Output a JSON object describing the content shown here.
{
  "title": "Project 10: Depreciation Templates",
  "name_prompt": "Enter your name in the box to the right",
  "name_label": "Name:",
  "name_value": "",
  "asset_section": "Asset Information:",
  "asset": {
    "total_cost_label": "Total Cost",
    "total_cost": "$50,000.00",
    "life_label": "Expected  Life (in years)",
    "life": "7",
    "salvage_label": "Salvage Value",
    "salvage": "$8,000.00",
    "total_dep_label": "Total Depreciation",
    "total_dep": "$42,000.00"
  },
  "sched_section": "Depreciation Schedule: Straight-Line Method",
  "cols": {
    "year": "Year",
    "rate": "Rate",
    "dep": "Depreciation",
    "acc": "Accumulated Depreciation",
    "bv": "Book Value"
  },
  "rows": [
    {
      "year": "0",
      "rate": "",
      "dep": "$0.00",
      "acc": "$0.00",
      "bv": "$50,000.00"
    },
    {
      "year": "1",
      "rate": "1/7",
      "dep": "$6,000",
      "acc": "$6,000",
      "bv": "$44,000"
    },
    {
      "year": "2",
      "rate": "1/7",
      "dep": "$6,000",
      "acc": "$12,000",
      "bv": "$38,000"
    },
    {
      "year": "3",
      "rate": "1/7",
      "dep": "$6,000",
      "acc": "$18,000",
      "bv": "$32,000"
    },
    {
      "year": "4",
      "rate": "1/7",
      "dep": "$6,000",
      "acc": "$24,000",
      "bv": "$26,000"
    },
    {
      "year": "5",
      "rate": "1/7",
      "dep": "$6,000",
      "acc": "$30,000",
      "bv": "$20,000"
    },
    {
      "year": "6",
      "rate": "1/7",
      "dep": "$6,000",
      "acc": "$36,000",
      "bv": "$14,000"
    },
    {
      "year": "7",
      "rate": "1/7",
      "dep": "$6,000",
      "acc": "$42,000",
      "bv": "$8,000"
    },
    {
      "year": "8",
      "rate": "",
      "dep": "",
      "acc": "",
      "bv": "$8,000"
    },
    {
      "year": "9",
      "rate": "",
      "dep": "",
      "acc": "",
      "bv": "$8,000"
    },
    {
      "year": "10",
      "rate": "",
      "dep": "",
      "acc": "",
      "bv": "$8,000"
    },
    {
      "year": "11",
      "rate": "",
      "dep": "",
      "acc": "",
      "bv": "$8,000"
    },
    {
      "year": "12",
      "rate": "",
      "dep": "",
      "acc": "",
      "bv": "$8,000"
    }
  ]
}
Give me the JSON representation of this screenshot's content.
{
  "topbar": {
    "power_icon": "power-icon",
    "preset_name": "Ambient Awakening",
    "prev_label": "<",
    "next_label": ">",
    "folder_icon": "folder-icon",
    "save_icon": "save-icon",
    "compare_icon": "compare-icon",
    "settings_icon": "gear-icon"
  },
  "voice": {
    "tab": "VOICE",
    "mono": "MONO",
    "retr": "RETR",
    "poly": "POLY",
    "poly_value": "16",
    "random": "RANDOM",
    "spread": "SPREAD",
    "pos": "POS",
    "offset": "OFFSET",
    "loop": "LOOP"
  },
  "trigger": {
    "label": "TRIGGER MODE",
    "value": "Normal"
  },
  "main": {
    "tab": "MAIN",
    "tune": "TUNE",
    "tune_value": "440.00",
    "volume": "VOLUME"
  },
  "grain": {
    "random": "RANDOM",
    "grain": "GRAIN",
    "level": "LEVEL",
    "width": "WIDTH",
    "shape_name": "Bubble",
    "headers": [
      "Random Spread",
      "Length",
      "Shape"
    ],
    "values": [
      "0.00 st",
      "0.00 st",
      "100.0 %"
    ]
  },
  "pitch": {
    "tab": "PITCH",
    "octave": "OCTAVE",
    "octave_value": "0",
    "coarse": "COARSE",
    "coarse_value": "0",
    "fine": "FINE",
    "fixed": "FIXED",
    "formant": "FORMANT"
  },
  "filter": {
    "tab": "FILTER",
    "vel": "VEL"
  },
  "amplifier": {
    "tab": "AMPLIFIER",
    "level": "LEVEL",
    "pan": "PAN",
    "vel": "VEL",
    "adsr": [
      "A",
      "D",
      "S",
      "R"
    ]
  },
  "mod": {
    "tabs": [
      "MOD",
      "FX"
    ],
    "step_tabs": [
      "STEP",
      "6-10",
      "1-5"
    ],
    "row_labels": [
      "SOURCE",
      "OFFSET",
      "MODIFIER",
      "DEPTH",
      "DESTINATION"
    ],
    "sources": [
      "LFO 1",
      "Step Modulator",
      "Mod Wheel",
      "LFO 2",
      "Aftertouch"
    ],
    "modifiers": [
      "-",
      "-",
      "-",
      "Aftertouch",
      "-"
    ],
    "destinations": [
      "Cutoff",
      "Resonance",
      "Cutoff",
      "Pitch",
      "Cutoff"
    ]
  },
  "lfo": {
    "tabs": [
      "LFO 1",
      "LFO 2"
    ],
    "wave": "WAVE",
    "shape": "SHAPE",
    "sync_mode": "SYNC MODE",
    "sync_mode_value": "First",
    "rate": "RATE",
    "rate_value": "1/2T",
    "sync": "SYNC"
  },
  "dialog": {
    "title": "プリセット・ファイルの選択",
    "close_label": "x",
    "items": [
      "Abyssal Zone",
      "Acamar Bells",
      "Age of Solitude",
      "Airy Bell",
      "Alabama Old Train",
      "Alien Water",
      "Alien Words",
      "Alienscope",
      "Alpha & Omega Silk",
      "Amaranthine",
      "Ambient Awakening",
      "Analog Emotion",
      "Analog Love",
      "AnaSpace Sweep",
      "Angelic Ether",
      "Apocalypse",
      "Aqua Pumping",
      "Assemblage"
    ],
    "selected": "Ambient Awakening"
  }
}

..............................

§ **Written task**
Copy the material above, line for line.

§ **Exercise response**
Output a JSON object describing the content shown here.
{
  "title": "Project 10: Depreciation Templates",
  "name_prompt": "Enter your name in the box to the right",
  "name_label": "Name:",
  "name_value": "",
  "asset_section": "Asset Information:",
  "asset": {
    "total_cost_label": "Total Cost",
    "total_cost": "$50,000.00",
    "life_label": "Expected  Life (in years)",
    "life": "7",
    "salvage_label": "Salvage Value",
    "salvage": "$8,000.00",
    "total_dep_label": "Total Depreciation",
    "total_dep": "$42,000.00"
  },
  "sched_section": "Depreciation Schedule: Straight-Line Method",
  "cols": {
    "year": "Year",
    "rate": "Rate",
    "dep": "Depreciation",
    "acc": "Accumulated Depreciation",
    "bv": "Book Value"
  },
  "rows": [
    {
      "year": "0",
      "rate": "",
      "dep": "$0.00",
      "acc": "$0.00",
      "bv": "$50,000.00"
    },
    {
      "year": "1",
      "rate": "1/7",
      "dep": "$6,000",
      "acc": "$6,000",
      "bv": "$44,000"
    },
    {
      "year": "2",
      "rate": "1/7",
      "dep": "$6,000",
      "acc": "$12,000",
      "bv": "$38,000"
    },
    {
      "year": "3",
      "rate": "1/7",
      "dep": "$6,000",
      "acc": "$18,000",
      "bv": "$32,000"
    },
    {
      "year": "4",
      "rate": "1/7",
      "dep": "$6,000",
      "acc": "$24,000",
      "bv": "$26,000"
    },
    {
      "year": "5",
      "rate": "1/7",
      "dep": "$6,000",
      "acc": "$30,000",
      "bv": "$20,000"
    },
    {
      "year": "6",
      "rate": "1/7",
      "dep": "$6,000",
      "acc": "$36,000",
      "bv": "$14,000"
    },
    {
      "year": "7",
      "rate": "1/7",
      "dep": "$6,000",
      "acc": "$42,000",
      "bv": "$8,000"
    },
    {
      "year": "8",
      "rate": "",
      "dep": "",
      "acc": "",
      "bv": "$8,000"
    },
    {
      "year": "9",
      "rate": "",
      "dep": "",
      "acc": "",
      "bv": "$8,000"
    },
    {
      "year": "10",
      "rate": "",
      "dep": "",
      "acc": "",
      "bv": "$8,000"
    },
    {
      "year": "11",
      "rate": "",
      "dep": "",
      "acc": "",
      "bv": "$8,000"
    },
    {
      "year": "12",
      "rate": "",
      "dep": "",
      "acc": "",
      "bv": "$8,000"
    }
  ]
}
Give me the JSON representation of this screenshot's content.
{
  "topbar": {
    "power_icon": "power-icon",
    "preset_name": "Ambient Awakening",
    "prev_label": "<",
    "next_label": ">",
    "folder_icon": "folder-icon",
    "save_icon": "save-icon",
    "compare_icon": "compare-icon",
    "settings_icon": "gear-icon"
  },
  "voice": {
    "tab": "VOICE",
    "mono": "MONO",
    "retr": "RETR",
    "poly": "POLY",
    "poly_value": "16",
    "random": "RANDOM",
    "spread": "SPREAD",
    "pos": "POS",
    "offset": "OFFSET",
    "loop": "LOOP"
  },
  "trigger": {
    "label": "TRIGGER MODE",
    "value": "Normal"
  },
  "main": {
    "tab": "MAIN",
    "tune": "TUNE",
    "tune_value": "440.00",
    "volume": "VOLUME"
  },
  "grain": {
    "random": "RANDOM",
    "grain": "GRAIN",
    "level": "LEVEL",
    "width": "WIDTH",
    "shape_name": "Bubble",
    "headers": [
      "Random Spread",
      "Length",
      "Shape"
    ],
    "values": [
      "0.00 st",
      "0.00 st",
      "100.0 %"
    ]
  },
  "pitch": {
    "tab": "PITCH",
    "octave": "OCTAVE",
    "octave_value": "0",
    "coarse": "COARSE",
    "coarse_value": "0",
    "fine": "FINE",
    "fixed": "FIXED",
    "formant": "FORMANT"
  },
  "filter": {
    "tab": "FILTER",
    "vel": "VEL"
  },
  "amplifier": {
    "tab": "AMPLIFIER",
    "level": "LEVEL",
    "pan": "PAN",
    "vel": "VEL",
    "adsr": [
      "A",
      "D",
      "S",
      "R"
    ]
  },
  "mod": {
    "tabs": [
      "MOD",
      "FX"
    ],
    "step_tabs": [
      "STEP",
      "6-10",
      "1-5"
    ],
    "row_labels": [
      "SOURCE",
      "OFFSET",
      "MODIFIER",
      "DEPTH",
      "DESTINATION"
    ],
    "sources": [
      "LFO 1",
      "Step Modulator",
      "Mod Wheel",
      "LFO 2",
      "Aftertouch"
    ],
    "modifiers": [
      "-",
      "-",
      "-",
      "Aftertouch",
      "-"
    ],
    "destinations": [
      "Cutoff",
      "Resonance",
      "Cutoff",
      "Pitch",
      "Cutoff"
    ]
  },
  "lfo": {
    "tabs": [
      "LFO 1",
      "LFO 2"
    ],
    "wave": "WAVE",
    "shape": "SHAPE",
    "sync_mode": "SYNC MODE",
    "sync_mode_value": "First",
    "rate": "RATE",
    "rate_value": "1/2T",
    "sync": "SYNC"
  },
  "dialog": {
    "title": "プリセット・ファイルの選択",
    "close_label": "x",
    "items": [
      "Abyssal Zone",
      "Acamar Bells",
      "Age of Solitude",
      "Airy Bell",
      "Alabama Old Train",
      "Alien Water",
      "Alien Words",
      "Alienscope",
      "Alpha & Omega Silk",
      "Amaranthine",
      "Ambient Awakening",
      "Analog Emotion",
      "Analog Love",
      "AnaSpace Sweep",
      "Angelic Ether",
      "Apocalypse",
      "Aqua Pumping",
      "Assemblage"
    ],
    "selected": "Ambient Awakening"
  }
}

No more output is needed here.